> [Items]:
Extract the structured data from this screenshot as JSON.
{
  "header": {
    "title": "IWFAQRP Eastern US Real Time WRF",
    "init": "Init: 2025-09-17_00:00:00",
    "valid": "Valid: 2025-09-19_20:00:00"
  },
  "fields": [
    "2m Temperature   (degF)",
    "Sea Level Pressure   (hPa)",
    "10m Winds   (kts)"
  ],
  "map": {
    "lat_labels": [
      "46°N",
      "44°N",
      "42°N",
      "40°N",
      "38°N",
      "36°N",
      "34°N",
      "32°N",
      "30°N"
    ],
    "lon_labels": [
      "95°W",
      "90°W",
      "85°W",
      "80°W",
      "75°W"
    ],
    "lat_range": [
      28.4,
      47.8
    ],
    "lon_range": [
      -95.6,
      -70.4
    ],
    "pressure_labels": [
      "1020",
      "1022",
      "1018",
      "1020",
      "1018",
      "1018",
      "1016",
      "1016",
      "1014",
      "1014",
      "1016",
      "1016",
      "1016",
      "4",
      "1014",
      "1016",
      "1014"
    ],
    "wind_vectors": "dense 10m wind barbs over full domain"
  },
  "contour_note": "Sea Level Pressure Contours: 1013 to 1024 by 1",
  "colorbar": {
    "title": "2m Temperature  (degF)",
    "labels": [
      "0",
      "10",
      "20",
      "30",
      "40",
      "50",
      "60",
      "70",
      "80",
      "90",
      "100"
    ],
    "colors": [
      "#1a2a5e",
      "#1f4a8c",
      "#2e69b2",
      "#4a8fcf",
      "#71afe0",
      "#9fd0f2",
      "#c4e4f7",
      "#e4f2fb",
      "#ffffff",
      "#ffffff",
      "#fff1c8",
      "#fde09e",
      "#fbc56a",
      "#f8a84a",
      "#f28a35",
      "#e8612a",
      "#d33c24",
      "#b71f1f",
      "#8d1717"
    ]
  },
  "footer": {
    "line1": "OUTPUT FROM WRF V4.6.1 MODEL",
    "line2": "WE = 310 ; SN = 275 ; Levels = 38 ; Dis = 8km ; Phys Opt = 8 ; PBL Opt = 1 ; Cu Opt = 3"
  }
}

> [Challenge]: Reproduce all data above, unchanged.

> [Solution to this task]:
Extract the structured data from this screenshot as JSON.
{
  "header": {
    "title": "IWFAQRP Eastern US Real Time WRF",
    "init": "Init: 2025-09-17_00:00:00",
    "valid": "Valid: 2025-09-19_20:00:00"
  },
  "fields": [
    "2m Temperature   (degF)",
    "Sea Level Pressure   (hPa)",
    "10m Winds   (kts)"
  ],
  "map": {
    "lat_labels": [
      "46°N",
      "44°N",
      "42°N",
      "40°N",
      "38°N",
      "36°N",
      "34°N",
      "32°N",
      "30°N"
    ],
    "lon_labels": [
      "95°W",
      "90°W",
      "85°W",
      "80°W",
      "75°W"
    ],
    "lat_range": [
      28.4,
      47.8
    ],
    "lon_range": [
      -95.6,
      -70.4
    ],
    "pressure_labels": [
      "1020",
      "1022",
      "1018",
      "1020",
      "1018",
      "1018",
      "1016",
      "1016",
      "1014",
      "1014",
      "1016",
      "1016",
      "1016",
      "4",
      "1014",
      "1016",
      "1014"
    ],
    "wind_vectors": "dense 10m wind barbs over full domain"
  },
  "contour_note": "Sea Level Pressure Contours: 1013 to 1024 by 1",
  "colorbar": {
    "title": "2m Temperature  (degF)",
    "labels": [
      "0",
      "10",
      "20",
      "30",
      "40",
      "50",
      "60",
      "70",
      "80",
      "90",
      "100"
    ],
    "colors": [
      "#1a2a5e",
      "#1f4a8c",
      "#2e69b2",
      "#4a8fcf",
      "#71afe0",
      "#9fd0f2",
      "#c4e4f7",
      "#e4f2fb",
      "#ffffff",
      "#ffffff",
      "#fff1c8",
      "#fde09e",
      "#fbc56a",
      "#f8a84a",
      "#f28a35",
      "#e8612a",
      "#d33c24",
      "#b71f1f",
      "#8d1717"
    ]
  },
  "footer": {
    "line1": "OUTPUT FROM WRF V4.6.1 MODEL",
    "line2": "WE = 310 ; SN = 275 ; Levels = 38 ; Dis = 8km ; Phys Opt = 8 ; PBL Opt = 1 ; Cu Opt = 3"
  }
}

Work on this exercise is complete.